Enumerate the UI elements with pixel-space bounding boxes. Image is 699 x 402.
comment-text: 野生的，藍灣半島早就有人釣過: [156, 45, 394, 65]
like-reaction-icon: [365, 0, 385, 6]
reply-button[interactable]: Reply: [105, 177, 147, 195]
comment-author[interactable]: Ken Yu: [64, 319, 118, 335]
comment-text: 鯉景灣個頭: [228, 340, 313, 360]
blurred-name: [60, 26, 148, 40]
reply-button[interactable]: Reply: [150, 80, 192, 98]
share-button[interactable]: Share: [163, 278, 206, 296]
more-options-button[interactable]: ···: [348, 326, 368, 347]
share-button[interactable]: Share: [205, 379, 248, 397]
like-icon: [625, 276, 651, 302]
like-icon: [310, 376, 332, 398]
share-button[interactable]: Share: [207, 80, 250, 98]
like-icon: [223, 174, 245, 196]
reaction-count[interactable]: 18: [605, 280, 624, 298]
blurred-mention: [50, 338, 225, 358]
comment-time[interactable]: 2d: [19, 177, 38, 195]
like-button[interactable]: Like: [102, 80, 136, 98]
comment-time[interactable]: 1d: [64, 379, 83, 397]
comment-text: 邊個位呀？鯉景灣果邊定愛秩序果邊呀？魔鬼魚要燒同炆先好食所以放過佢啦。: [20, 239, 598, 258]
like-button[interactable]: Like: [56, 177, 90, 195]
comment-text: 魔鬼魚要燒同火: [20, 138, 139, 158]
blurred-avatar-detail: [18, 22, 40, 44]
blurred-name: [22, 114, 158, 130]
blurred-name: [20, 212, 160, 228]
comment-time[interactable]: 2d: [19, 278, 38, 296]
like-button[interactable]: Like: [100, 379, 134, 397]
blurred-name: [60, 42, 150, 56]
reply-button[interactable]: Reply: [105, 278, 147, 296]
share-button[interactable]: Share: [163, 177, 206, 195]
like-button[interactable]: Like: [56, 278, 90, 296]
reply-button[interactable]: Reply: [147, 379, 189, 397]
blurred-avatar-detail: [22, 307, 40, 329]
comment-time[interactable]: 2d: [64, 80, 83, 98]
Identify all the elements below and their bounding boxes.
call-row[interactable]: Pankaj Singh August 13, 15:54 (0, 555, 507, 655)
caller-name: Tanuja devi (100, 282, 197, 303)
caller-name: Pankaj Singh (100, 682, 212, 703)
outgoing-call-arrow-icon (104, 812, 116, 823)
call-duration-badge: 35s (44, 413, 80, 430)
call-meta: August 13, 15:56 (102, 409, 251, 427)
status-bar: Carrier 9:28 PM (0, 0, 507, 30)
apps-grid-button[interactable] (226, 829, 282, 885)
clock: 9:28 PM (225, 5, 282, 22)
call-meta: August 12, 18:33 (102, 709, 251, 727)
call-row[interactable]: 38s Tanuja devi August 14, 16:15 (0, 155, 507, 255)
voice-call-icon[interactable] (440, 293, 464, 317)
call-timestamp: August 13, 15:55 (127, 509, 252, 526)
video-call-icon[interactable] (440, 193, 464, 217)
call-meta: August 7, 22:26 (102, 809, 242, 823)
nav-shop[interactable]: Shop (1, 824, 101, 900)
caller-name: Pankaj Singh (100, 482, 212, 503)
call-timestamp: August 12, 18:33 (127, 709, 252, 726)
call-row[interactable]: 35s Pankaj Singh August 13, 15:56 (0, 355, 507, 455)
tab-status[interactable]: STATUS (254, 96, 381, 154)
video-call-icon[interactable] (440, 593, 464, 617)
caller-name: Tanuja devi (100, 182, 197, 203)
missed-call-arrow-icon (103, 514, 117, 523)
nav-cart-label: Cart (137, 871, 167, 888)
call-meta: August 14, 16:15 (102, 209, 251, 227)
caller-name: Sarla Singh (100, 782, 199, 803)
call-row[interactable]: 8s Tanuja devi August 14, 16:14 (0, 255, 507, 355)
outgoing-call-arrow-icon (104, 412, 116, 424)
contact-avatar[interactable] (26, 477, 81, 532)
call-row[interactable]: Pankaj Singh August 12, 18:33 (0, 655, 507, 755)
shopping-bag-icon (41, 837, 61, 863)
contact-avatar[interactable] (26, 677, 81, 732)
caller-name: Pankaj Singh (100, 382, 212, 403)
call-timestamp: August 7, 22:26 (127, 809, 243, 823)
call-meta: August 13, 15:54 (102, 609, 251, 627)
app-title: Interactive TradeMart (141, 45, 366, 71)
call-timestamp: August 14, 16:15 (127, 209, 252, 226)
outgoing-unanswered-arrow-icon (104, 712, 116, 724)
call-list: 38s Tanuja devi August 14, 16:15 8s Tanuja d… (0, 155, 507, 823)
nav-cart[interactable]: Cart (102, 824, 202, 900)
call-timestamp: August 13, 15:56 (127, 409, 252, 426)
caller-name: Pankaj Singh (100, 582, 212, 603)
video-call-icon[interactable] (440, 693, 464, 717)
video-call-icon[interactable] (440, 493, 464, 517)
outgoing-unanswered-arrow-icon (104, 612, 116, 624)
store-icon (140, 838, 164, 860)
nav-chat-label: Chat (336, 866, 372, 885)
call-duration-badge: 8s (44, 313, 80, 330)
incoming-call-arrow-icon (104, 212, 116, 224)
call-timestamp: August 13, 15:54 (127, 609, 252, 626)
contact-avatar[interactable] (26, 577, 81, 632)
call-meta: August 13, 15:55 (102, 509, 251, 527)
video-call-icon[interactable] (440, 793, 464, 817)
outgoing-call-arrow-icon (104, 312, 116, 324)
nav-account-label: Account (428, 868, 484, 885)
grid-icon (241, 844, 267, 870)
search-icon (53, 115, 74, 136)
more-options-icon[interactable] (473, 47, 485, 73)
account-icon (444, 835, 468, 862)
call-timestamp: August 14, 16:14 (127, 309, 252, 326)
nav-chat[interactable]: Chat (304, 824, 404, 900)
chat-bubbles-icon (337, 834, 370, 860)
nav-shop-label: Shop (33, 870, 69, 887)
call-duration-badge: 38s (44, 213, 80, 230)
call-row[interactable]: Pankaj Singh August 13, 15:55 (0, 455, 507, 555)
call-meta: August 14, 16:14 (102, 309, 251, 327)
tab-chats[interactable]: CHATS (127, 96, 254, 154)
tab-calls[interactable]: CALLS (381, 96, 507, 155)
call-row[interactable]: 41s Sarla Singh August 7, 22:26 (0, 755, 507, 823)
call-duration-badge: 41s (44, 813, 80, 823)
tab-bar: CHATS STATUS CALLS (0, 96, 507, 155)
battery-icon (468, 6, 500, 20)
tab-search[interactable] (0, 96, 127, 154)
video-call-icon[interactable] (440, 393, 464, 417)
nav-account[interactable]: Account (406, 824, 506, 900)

Set task ▸ Update the listing above by changing every "blurred-name" to "hidden-name" and leaving everything else as it is.

Exercise response ▸
Enumerate the UI elements with pixel-space bounding boxes. Image is 699 x 402.
comment-text: 野生的，藍灣半島早就有人釣過: [156, 45, 394, 65]
like-reaction-icon: [365, 0, 385, 6]
reply-button[interactable]: Reply: [105, 177, 147, 195]
comment-author[interactable]: Ken Yu: [64, 319, 118, 335]
comment-text: 鯉景灣個頭: [228, 340, 313, 360]
hidden-name: [60, 26, 148, 40]
reply-button[interactable]: Reply: [150, 80, 192, 98]
share-button[interactable]: Share: [163, 278, 206, 296]
more-options-button[interactable]: ···: [348, 326, 368, 347]
share-button[interactable]: Share: [205, 379, 248, 397]
like-icon: [625, 276, 651, 302]
like-icon: [310, 376, 332, 398]
share-button[interactable]: Share: [207, 80, 250, 98]
like-icon: [223, 174, 245, 196]
reaction-count[interactable]: 18: [605, 280, 624, 298]
blurred-mention: [50, 338, 225, 358]
comment-time[interactable]: 2d: [19, 177, 38, 195]
like-button[interactable]: Like: [102, 80, 136, 98]
comment-time[interactable]: 1d: [64, 379, 83, 397]
comment-text: 邊個位呀？鯉景灣果邊定愛秩序果邊呀？魔鬼魚要燒同炆先好食所以放過佢啦。: [20, 239, 598, 258]
like-button[interactable]: Like: [56, 177, 90, 195]
comment-text: 魔鬼魚要燒同火: [20, 138, 139, 158]
blurred-avatar-detail: [18, 22, 40, 44]
hidden-name: [22, 114, 158, 130]
hidden-name: [20, 212, 160, 228]
comment-time[interactable]: 2d: [19, 278, 38, 296]
like-button[interactable]: Like: [100, 379, 134, 397]
hidden-name: [60, 42, 150, 56]
reply-button[interactable]: Reply: [105, 278, 147, 296]
share-button[interactable]: Share: [163, 177, 206, 195]
like-button[interactable]: Like: [56, 278, 90, 296]
reply-button[interactable]: Reply: [147, 379, 189, 397]
blurred-avatar-detail: [22, 307, 40, 329]
comment-time[interactable]: 2d: [64, 80, 83, 98]
Identify all the elements below and their bounding boxes.
call-row[interactable]: Pankaj Singh August 13, 15:54 (0, 555, 507, 655)
caller-name: Tanuja devi (100, 282, 197, 303)
caller-name: Pankaj Singh (100, 682, 212, 703)
outgoing-call-arrow-icon (104, 812, 116, 823)
call-duration-badge: 35s (44, 413, 80, 430)
call-meta: August 13, 15:56 (102, 409, 251, 427)
status-bar: Carrier 9:28 PM (0, 0, 507, 30)
apps-grid-button[interactable] (226, 829, 282, 885)
clock: 9:28 PM (225, 5, 282, 22)
call-meta: August 12, 18:33 (102, 709, 251, 727)
call-row[interactable]: 38s Tanuja devi August 14, 16:15 (0, 155, 507, 255)
voice-call-icon[interactable] (440, 293, 464, 317)
call-timestamp: August 13, 15:55 (127, 509, 252, 526)
video-call-icon[interactable] (440, 193, 464, 217)
call-meta: August 7, 22:26 (102, 809, 242, 823)
nav-shop[interactable]: Shop (1, 824, 101, 900)
caller-name: Pankaj Singh (100, 482, 212, 503)
call-timestamp: August 12, 18:33 (127, 709, 252, 726)
call-row[interactable]: 35s Pankaj Singh August 13, 15:56 (0, 355, 507, 455)
tab-status[interactable]: STATUS (254, 96, 381, 154)
video-call-icon[interactable] (440, 593, 464, 617)
caller-name: Tanuja devi (100, 182, 197, 203)
missed-call-arrow-icon (103, 514, 117, 523)
nav-cart-label: Cart (137, 871, 167, 888)
call-meta: August 14, 16:15 (102, 209, 251, 227)
caller-name: Sarla Singh (100, 782, 199, 803)
call-row[interactable]: 8s Tanuja devi August 14, 16:14 (0, 255, 507, 355)
outgoing-call-arrow-icon (104, 412, 116, 424)
contact-avatar[interactable] (26, 477, 81, 532)
call-row[interactable]: Pankaj Singh August 12, 18:33 (0, 655, 507, 755)
shopping-bag-icon (41, 837, 61, 863)
contact-avatar[interactable] (26, 677, 81, 732)
caller-name: Pankaj Singh (100, 382, 212, 403)
call-timestamp: August 7, 22:26 (127, 809, 243, 823)
call-meta: August 13, 15:54 (102, 609, 251, 627)
app-title: Interactive TradeMart (141, 45, 366, 71)
call-timestamp: August 14, 16:15 (127, 209, 252, 226)
outgoing-unanswered-arrow-icon (104, 712, 116, 724)
call-list: 38s Tanuja devi August 14, 16:15 8s Tanuja d… (0, 155, 507, 823)
nav-cart[interactable]: Cart (102, 824, 202, 900)
call-timestamp: August 13, 15:56 (127, 409, 252, 426)
caller-name: Pankaj Singh (100, 582, 212, 603)
video-call-icon[interactable] (440, 693, 464, 717)
video-call-icon[interactable] (440, 493, 464, 517)
outgoing-unanswered-arrow-icon (104, 612, 116, 624)
store-icon (140, 838, 164, 860)
nav-chat-label: Chat (336, 866, 372, 885)
call-duration-badge: 8s (44, 313, 80, 330)
incoming-call-arrow-icon (104, 212, 116, 224)
call-timestamp: August 13, 15:54 (127, 609, 252, 626)
contact-avatar[interactable] (26, 577, 81, 632)
call-meta: August 13, 15:55 (102, 509, 251, 527)
video-call-icon[interactable] (440, 793, 464, 817)
outgoing-call-arrow-icon (104, 312, 116, 324)
nav-account-label: Account (428, 868, 484, 885)
grid-icon (241, 844, 267, 870)
search-icon (53, 115, 74, 136)
more-options-icon[interactable] (473, 47, 485, 73)
account-icon (444, 835, 468, 862)
call-timestamp: August 14, 16:14 (127, 309, 252, 326)
nav-chat[interactable]: Chat (304, 824, 404, 900)
chat-bubbles-icon (337, 834, 370, 860)
nav-shop-label: Shop (33, 870, 69, 887)
call-duration-badge: 38s (44, 213, 80, 230)
call-row[interactable]: Pankaj Singh August 13, 15:55 (0, 455, 507, 555)
call-meta: August 14, 16:14 (102, 309, 251, 327)
tab-chats[interactable]: CHATS (127, 96, 254, 154)
tab-calls[interactable]: CALLS (381, 96, 507, 155)
call-row[interactable]: 41s Sarla Singh August 7, 22:26 (0, 755, 507, 823)
call-duration-badge: 41s (44, 813, 80, 823)
tab-bar: CHATS STATUS CALLS (0, 96, 507, 155)
battery-icon (468, 6, 500, 20)
tab-search[interactable] (0, 96, 127, 154)
video-call-icon[interactable] (440, 393, 464, 417)
nav-account[interactable]: Account (406, 824, 506, 900)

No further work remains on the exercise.